* **What you need to do**: Determine which lines of the records include the word "أعرفهم", and copy them.

* **Records shown**:
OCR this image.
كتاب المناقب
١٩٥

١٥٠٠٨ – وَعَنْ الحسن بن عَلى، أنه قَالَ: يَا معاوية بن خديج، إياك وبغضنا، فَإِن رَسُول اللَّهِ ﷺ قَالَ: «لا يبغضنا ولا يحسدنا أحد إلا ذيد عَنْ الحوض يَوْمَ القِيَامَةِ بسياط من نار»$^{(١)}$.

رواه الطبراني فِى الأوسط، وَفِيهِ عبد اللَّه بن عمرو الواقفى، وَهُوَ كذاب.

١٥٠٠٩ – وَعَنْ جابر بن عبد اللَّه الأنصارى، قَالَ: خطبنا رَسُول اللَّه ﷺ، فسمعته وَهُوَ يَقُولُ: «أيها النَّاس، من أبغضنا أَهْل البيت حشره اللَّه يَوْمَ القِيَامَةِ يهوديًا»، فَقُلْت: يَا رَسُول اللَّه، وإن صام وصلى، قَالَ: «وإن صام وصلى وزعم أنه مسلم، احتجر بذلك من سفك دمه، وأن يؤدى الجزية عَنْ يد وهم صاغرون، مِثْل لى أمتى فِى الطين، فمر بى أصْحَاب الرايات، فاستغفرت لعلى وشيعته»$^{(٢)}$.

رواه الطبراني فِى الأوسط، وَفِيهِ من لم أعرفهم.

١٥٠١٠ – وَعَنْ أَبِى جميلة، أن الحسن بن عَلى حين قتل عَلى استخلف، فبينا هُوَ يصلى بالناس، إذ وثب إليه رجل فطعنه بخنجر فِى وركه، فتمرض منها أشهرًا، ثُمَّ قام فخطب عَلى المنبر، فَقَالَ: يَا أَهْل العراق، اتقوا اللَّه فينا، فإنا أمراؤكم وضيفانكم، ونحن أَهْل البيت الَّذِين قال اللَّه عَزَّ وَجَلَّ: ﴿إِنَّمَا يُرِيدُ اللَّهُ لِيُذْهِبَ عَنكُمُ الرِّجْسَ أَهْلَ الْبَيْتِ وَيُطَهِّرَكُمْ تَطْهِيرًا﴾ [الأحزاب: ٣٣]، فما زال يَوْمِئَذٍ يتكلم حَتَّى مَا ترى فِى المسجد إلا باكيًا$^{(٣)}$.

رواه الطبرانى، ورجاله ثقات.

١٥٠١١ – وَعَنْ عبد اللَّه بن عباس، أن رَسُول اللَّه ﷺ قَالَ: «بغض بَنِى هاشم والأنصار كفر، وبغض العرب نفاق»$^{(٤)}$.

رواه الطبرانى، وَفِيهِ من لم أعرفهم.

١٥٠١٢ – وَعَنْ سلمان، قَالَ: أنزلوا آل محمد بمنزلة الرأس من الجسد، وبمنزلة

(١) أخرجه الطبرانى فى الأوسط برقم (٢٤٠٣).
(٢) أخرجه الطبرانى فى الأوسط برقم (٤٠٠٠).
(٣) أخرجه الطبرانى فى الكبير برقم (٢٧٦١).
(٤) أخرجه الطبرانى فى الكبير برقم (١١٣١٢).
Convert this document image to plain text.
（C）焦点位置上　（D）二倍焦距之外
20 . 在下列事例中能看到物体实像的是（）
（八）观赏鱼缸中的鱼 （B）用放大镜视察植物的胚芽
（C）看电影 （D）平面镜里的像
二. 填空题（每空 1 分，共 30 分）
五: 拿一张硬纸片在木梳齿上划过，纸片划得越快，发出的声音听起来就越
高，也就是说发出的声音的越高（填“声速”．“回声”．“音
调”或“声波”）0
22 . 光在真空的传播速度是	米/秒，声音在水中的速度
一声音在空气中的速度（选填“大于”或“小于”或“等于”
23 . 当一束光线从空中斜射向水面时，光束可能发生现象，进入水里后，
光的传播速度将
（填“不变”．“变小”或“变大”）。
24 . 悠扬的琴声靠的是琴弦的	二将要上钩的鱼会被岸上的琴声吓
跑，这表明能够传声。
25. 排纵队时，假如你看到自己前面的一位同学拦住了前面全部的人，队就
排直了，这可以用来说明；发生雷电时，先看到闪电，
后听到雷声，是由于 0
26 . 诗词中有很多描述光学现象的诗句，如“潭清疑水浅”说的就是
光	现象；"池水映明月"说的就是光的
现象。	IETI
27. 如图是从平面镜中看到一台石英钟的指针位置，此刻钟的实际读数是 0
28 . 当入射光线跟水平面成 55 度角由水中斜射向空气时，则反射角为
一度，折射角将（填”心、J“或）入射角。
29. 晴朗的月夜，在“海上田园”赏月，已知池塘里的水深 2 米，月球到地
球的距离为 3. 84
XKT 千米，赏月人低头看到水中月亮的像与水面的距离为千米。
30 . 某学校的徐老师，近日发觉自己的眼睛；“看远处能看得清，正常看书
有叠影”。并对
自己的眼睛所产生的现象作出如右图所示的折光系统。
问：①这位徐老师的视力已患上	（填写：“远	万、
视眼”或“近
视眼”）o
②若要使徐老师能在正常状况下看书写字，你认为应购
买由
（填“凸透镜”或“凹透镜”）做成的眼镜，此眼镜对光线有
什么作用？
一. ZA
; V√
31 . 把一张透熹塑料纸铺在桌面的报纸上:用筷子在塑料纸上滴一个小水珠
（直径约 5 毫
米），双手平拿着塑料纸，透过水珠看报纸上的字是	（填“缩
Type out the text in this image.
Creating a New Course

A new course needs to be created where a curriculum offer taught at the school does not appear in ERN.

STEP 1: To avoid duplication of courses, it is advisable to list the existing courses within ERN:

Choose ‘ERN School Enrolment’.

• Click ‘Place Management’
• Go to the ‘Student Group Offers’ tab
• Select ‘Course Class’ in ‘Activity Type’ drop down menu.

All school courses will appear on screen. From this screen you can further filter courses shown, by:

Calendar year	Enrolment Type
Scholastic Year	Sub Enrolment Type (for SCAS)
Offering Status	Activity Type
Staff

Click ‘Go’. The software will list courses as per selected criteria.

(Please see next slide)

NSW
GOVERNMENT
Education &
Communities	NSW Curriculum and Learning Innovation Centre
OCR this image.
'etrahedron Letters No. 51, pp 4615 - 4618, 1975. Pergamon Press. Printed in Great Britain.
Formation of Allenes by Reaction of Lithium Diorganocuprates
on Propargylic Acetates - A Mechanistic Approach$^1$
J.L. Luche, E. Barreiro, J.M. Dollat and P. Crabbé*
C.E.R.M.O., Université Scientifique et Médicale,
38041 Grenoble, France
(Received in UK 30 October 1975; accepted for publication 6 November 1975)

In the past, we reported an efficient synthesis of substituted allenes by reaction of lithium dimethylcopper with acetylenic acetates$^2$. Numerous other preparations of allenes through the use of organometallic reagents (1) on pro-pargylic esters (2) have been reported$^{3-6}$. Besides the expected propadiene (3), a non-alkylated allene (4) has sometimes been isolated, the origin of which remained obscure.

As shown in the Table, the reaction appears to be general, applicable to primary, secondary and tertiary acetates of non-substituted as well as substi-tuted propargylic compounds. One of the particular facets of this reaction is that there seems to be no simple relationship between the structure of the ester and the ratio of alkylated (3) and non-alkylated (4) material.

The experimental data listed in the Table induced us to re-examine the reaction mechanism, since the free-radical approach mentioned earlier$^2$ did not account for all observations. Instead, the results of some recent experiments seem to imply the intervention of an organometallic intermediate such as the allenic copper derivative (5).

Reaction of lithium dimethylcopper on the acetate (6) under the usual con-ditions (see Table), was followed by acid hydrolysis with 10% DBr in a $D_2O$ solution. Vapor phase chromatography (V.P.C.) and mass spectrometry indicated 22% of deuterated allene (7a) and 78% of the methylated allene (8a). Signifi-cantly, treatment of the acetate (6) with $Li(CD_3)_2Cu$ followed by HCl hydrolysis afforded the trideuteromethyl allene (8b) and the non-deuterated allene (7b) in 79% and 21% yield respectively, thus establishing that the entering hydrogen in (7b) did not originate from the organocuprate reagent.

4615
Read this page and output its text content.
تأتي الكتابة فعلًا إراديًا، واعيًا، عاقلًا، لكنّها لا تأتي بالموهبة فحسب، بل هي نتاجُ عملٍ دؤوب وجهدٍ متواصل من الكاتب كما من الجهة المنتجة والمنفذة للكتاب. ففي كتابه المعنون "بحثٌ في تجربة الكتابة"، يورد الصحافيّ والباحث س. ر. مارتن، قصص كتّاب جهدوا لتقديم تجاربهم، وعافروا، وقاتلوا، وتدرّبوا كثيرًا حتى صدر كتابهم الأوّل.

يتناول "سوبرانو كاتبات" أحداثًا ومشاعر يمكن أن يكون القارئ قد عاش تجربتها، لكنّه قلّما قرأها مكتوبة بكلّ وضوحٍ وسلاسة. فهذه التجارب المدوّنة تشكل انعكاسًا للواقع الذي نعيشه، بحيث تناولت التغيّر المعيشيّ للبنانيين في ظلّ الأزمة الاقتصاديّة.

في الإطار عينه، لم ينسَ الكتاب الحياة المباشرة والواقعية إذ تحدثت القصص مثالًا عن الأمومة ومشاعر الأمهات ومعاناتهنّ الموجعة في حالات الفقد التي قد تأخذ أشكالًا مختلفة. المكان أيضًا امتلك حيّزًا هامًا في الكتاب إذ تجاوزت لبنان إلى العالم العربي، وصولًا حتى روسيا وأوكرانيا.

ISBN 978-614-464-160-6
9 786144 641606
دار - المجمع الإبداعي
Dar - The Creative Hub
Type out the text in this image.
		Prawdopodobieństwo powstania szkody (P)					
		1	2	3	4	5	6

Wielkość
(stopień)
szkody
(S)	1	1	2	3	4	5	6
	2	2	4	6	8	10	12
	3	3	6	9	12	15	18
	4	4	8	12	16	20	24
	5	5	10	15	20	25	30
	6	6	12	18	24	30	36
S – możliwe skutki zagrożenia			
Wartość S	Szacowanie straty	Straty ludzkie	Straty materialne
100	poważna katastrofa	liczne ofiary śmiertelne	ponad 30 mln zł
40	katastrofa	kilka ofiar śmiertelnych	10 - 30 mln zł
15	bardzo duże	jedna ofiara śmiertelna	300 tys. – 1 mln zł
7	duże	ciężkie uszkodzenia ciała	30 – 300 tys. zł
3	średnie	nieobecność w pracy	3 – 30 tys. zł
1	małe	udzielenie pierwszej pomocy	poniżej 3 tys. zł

* **Written response**:
رواه الطبراني فِى الأوسط، وَفِيهِ من لم أعرفهم.
رواه الطبرانى، وَفِيهِ من لم أعرفهم.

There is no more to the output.